◆ TEXT BLOCK
--- begin ---

All of the functionality in an instance of AbstractHashbeltExpirationSystem centers around one of two operations: finding the right container or rotating the containers. For example, the implementation of remove consists of two calls. The first call, to findContainer, finds the container an object is in. The second call removes the object from the container. Rotating the containers is only slightly more difficult. When the background thread (inherited from AbstractExpirationSystem) calls expireObject, the hashbelt creates a new container, uses the new container to perform the rotation algorithm, and then uses an instance of ExpirationHandler to expire all of the objects in the container (if necessary; the default expiration handler, NullExpirationHandler does nothing).

--- end ---

◆ DATA
--- begin ---

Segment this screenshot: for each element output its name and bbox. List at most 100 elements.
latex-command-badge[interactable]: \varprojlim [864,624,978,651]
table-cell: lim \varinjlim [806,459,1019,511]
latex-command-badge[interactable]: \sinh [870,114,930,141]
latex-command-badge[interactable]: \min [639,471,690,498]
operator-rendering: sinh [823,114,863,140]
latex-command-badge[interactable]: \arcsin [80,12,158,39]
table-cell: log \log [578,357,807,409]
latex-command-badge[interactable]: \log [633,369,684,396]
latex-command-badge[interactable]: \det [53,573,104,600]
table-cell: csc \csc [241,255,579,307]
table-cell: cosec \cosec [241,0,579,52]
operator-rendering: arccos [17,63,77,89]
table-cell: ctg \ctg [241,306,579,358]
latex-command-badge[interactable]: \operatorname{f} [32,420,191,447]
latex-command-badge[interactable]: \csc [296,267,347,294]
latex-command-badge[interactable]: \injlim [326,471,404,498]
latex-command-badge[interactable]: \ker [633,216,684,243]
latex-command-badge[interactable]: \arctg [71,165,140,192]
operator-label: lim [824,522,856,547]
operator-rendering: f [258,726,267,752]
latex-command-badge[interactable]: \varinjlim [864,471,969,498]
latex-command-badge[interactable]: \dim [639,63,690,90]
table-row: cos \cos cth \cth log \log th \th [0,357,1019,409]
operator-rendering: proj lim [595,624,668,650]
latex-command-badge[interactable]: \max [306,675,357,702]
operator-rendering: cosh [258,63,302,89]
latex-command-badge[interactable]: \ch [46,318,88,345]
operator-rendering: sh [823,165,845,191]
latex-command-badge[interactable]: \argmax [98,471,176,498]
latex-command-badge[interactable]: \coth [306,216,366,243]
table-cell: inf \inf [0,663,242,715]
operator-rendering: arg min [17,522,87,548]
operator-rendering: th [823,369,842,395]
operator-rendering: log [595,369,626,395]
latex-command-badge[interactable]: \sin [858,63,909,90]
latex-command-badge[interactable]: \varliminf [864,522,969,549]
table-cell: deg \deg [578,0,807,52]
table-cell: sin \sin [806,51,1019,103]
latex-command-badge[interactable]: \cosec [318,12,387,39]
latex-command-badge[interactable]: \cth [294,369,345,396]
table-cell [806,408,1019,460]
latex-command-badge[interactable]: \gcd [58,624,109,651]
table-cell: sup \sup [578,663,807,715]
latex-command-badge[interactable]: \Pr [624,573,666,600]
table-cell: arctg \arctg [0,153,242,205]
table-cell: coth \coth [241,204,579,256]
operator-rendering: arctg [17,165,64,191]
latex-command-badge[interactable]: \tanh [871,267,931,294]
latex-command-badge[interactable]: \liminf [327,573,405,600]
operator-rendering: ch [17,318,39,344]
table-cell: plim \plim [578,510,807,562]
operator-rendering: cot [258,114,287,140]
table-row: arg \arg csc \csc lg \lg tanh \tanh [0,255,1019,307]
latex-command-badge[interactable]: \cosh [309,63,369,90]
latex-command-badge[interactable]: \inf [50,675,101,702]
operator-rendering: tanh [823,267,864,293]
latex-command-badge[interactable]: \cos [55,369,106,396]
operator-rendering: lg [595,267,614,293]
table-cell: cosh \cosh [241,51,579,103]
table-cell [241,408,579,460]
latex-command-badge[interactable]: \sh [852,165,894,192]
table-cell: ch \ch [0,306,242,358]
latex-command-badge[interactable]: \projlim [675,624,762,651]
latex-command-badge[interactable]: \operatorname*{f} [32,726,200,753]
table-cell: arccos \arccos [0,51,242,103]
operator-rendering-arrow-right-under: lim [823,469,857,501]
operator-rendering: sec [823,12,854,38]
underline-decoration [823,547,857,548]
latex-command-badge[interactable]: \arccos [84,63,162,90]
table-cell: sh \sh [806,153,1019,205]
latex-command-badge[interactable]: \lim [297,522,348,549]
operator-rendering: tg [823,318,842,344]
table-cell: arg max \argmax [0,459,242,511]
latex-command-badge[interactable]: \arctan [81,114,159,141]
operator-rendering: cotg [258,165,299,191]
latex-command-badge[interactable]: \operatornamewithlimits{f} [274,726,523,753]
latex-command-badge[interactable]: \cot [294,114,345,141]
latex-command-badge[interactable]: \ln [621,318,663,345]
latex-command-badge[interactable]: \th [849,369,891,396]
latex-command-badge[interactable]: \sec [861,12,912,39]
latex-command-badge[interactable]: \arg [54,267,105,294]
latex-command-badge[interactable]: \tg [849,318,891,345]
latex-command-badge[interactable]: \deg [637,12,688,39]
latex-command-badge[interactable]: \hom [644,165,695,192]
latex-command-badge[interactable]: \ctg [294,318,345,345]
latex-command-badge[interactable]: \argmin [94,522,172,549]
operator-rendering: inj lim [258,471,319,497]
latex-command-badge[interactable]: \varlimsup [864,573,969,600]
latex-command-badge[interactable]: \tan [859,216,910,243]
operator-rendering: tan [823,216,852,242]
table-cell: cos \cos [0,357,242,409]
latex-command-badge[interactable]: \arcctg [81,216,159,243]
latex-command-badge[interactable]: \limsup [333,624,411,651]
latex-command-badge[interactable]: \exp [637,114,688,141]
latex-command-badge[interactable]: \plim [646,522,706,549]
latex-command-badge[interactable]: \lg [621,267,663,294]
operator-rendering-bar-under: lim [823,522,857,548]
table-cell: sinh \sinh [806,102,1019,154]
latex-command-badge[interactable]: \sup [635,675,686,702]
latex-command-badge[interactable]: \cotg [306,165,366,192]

--- end ---

◆ ACTIONS TO TAKE
- 1) In the hashbelt expiration text, which class serves as the default expiration handler?
- 2) From the hashbelt expiration text, extract the passage from "All of the functionality" up to and including "NullExpirationHandler does nothing).".
The entries are separate material that has no connection to the hashbelt expiration text.

◆ SOLUTION LIST
- 1) NullExpirationHandler, which does nothing.

- 2)
All of the functionality in an instance of AbstractHashbeltExpirationSystem centers around one of two operations: finding the right container or rotating the containers. For example, the implementation of remove consists of two calls. The first call, to findContainer, finds the container an object is in. The second call removes the object from the container. Rotating the containers is only slightly more difficult. When the background thread (inherited from AbstractExpirationSystem) calls expireObject, the hashbelt creates a new container, uses the new container to perform the rotation algorithm, and then uses an instance of ExpirationHandler to expire all of the objects in the container (if necessary; the default expiration handler, NullExpirationHandler does nothing).